▶ What you should do: Reproduce every entry exactly, without alteration.

▶ Data supplied:
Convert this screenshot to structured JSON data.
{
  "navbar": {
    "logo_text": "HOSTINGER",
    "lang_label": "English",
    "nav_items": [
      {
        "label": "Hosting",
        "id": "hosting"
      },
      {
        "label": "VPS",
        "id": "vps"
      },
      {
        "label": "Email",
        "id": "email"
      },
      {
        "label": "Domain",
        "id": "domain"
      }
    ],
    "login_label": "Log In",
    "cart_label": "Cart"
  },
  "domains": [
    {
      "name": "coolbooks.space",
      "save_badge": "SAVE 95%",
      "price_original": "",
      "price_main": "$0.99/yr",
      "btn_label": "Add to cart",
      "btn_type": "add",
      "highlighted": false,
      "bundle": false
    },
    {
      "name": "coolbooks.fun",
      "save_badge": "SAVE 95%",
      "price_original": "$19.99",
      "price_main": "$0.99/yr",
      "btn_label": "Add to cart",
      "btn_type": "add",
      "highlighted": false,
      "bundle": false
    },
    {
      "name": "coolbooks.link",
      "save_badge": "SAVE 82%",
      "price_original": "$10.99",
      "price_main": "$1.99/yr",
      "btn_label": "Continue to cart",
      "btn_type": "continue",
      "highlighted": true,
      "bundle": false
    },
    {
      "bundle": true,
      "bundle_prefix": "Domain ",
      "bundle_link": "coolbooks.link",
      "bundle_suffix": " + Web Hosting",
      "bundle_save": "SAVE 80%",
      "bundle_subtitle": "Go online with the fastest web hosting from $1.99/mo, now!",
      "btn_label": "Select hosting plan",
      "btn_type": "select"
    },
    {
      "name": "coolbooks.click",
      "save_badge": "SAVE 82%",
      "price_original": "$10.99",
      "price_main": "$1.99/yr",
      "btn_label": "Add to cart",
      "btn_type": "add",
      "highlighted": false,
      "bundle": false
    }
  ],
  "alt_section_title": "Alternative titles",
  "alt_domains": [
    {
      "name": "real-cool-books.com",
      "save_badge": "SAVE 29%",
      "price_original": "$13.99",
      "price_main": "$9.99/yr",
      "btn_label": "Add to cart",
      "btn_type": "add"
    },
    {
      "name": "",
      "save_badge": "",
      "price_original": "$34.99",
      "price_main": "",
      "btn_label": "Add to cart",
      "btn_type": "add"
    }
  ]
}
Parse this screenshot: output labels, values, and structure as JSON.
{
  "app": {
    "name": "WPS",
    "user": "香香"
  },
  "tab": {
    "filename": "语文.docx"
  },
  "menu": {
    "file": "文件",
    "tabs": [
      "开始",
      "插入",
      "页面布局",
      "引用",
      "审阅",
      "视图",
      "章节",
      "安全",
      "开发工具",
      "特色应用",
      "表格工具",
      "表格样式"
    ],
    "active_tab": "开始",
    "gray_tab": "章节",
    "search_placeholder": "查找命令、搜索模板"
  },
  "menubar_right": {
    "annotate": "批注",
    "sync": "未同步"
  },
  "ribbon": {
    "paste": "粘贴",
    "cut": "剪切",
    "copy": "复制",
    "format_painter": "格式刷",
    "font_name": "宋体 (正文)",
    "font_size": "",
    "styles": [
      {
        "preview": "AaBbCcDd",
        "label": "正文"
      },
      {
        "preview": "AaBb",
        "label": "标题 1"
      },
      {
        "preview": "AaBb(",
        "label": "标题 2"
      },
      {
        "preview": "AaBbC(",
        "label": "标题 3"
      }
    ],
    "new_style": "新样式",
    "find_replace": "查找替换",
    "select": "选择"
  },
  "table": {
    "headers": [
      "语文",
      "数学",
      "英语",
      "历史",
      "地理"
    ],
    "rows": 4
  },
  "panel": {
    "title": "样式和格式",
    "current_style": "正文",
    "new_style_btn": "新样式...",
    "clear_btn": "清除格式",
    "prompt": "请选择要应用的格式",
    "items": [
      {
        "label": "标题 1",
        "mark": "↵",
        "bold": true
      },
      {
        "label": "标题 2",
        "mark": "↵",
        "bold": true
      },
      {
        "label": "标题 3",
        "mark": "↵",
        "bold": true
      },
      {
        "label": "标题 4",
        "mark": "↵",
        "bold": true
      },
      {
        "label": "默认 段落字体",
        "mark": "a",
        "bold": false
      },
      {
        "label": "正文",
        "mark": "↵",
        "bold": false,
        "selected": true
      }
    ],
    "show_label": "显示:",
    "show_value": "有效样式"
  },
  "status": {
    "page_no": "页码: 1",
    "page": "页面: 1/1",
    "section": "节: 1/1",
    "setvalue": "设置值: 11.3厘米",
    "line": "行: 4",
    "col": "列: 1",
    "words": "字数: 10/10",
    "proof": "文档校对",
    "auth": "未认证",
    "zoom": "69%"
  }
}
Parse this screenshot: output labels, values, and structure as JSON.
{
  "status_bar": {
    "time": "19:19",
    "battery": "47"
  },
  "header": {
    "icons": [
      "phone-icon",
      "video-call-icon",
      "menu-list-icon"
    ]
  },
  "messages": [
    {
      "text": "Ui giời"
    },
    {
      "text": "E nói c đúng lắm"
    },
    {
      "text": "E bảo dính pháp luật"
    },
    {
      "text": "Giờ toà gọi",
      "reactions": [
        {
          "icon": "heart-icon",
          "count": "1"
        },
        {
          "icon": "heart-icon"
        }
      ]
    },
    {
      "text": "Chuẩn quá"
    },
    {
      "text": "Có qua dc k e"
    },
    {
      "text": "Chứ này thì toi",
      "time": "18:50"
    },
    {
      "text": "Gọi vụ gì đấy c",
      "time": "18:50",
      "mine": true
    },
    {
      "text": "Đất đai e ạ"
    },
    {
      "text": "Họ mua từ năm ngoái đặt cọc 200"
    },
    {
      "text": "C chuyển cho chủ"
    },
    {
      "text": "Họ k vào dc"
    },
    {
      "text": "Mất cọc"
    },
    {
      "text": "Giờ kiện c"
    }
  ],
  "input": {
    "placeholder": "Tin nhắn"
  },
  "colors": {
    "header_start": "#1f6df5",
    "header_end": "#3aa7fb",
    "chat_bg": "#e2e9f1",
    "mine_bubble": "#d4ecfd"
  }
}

▶ Full response:
Convert this screenshot to structured JSON data.
{
  "navbar": {
    "logo_text": "HOSTINGER",
    "lang_label": "English",
    "nav_items": [
      {
        "label": "Hosting",
        "id": "hosting"
      },
      {
        "label": "VPS",
        "id": "vps"
      },
      {
        "label": "Email",
        "id": "email"
      },
      {
        "label": "Domain",
        "id": "domain"
      }
    ],
    "login_label": "Log In",
    "cart_label": "Cart"
  },
  "domains": [
    {
      "name": "coolbooks.space",
      "save_badge": "SAVE 95%",
      "price_original": "",
      "price_main": "$0.99/yr",
      "btn_label": "Add to cart",
      "btn_type": "add",
      "highlighted": false,
      "bundle": false
    },
    {
      "name": "coolbooks.fun",
      "save_badge": "SAVE 95%",
      "price_original": "$19.99",
      "price_main": "$0.99/yr",
      "btn_label": "Add to cart",
      "btn_type": "add",
      "highlighted": false,
      "bundle": false
    },
    {
      "name": "coolbooks.link",
      "save_badge": "SAVE 82%",
      "price_original": "$10.99",
      "price_main": "$1.99/yr",
      "btn_label": "Continue to cart",
      "btn_type": "continue",
      "highlighted": true,
      "bundle": false
    },
    {
      "bundle": true,
      "bundle_prefix": "Domain ",
      "bundle_link": "coolbooks.link",
      "bundle_suffix": " + Web Hosting",
      "bundle_save": "SAVE 80%",
      "bundle_subtitle": "Go online with the fastest web hosting from $1.99/mo, now!",
      "btn_label": "Select hosting plan",
      "btn_type": "select"
    },
    {
      "name": "coolbooks.click",
      "save_badge": "SAVE 82%",
      "price_original": "$10.99",
      "price_main": "$1.99/yr",
      "btn_label": "Add to cart",
      "btn_type": "add",
      "highlighted": false,
      "bundle": false
    }
  ],
  "alt_section_title": "Alternative titles",
  "alt_domains": [
    {
      "name": "real-cool-books.com",
      "save_badge": "SAVE 29%",
      "price_original": "$13.99",
      "price_main": "$9.99/yr",
      "btn_label": "Add to cart",
      "btn_type": "add"
    },
    {
      "name": "",
      "save_badge": "",
      "price_original": "$34.99",
      "price_main": "",
      "btn_label": "Add to cart",
      "btn_type": "add"
    }
  ]
}
Parse this screenshot: output labels, values, and structure as JSON.
{
  "app": {
    "name": "WPS",
    "user": "香香"
  },
  "tab": {
    "filename": "语文.docx"
  },
  "menu": {
    "file": "文件",
    "tabs": [
      "开始",
      "插入",
      "页面布局",
      "引用",
      "审阅",
      "视图",
      "章节",
      "安全",
      "开发工具",
      "特色应用",
      "表格工具",
      "表格样式"
    ],
    "active_tab": "开始",
    "gray_tab": "章节",
    "search_placeholder": "查找命令、搜索模板"
  },
  "menubar_right": {
    "annotate": "批注",
    "sync": "未同步"
  },
  "ribbon": {
    "paste": "粘贴",
    "cut": "剪切",
    "copy": "复制",
    "format_painter": "格式刷",
    "font_name": "宋体 (正文)",
    "font_size": "",
    "styles": [
      {
        "preview": "AaBbCcDd",
        "label": "正文"
      },
      {
        "preview": "AaBb",
        "label": "标题 1"
      },
      {
        "preview": "AaBb(",
        "label": "标题 2"
      },
      {
        "preview": "AaBbC(",
        "label": "标题 3"
      }
    ],
    "new_style": "新样式",
    "find_replace": "查找替换",
    "select": "选择"
  },
  "table": {
    "headers": [
      "语文",
      "数学",
      "英语",
      "历史",
      "地理"
    ],
    "rows": 4
  },
  "panel": {
    "title": "样式和格式",
    "current_style": "正文",
    "new_style_btn": "新样式...",
    "clear_btn": "清除格式",
    "prompt": "请选择要应用的格式",
    "items": [
      {
        "label": "标题 1",
        "mark": "↵",
        "bold": true
      },
      {
        "label": "标题 2",
        "mark": "↵",
        "bold": true
      },
      {
        "label": "标题 3",
        "mark": "↵",
        "bold": true
      },
      {
        "label": "标题 4",
        "mark": "↵",
        "bold": true
      },
      {
        "label": "默认 段落字体",
        "mark": "a",
        "bold": false
      },
      {
        "label": "正文",
        "mark": "↵",
        "bold": false,
        "selected": true
      }
    ],
    "show_label": "显示:",
    "show_value": "有效样式"
  },
  "status": {
    "page_no": "页码: 1",
    "page": "页面: 1/1",
    "section": "节: 1/1",
    "setvalue": "设置值: 11.3厘米",
    "line": "行: 4",
    "col": "列: 1",
    "words": "字数: 10/10",
    "proof": "文档校对",
    "auth": "未认证",
    "zoom": "69%"
  }
}
Parse this screenshot: output labels, values, and structure as JSON.
{
  "status_bar": {
    "time": "19:19",
    "battery": "47"
  },
  "header": {
    "icons": [
      "phone-icon",
      "video-call-icon",
      "menu-list-icon"
    ]
  },
  "messages": [
    {
      "text": "Ui giời"
    },
    {
      "text": "E nói c đúng lắm"
    },
    {
      "text": "E bảo dính pháp luật"
    },
    {
      "text": "Giờ toà gọi",
      "reactions": [
        {
          "icon": "heart-icon",
          "count": "1"
        },
        {
          "icon": "heart-icon"
        }
      ]
    },
    {
      "text": "Chuẩn quá"
    },
    {
      "text": "Có qua dc k e"
    },
    {
      "text": "Chứ này thì toi",
      "time": "18:50"
    },
    {
      "text": "Gọi vụ gì đấy c",
      "time": "18:50",
      "mine": true
    },
    {
      "text": "Đất đai e ạ"
    },
    {
      "text": "Họ mua từ năm ngoái đặt cọc 200"
    },
    {
      "text": "C chuyển cho chủ"
    },
    {
      "text": "Họ k vào dc"
    },
    {
      "text": "Mất cọc"
    },
    {
      "text": "Giờ kiện c"
    }
  ],
  "input": {
    "placeholder": "Tin nhắn"
  },
  "colors": {
    "header_start": "#1f6df5",
    "header_end": "#3aa7fb",
    "chat_bg": "#e2e9f1",
    "mine_bubble": "#d4ecfd"
  }
}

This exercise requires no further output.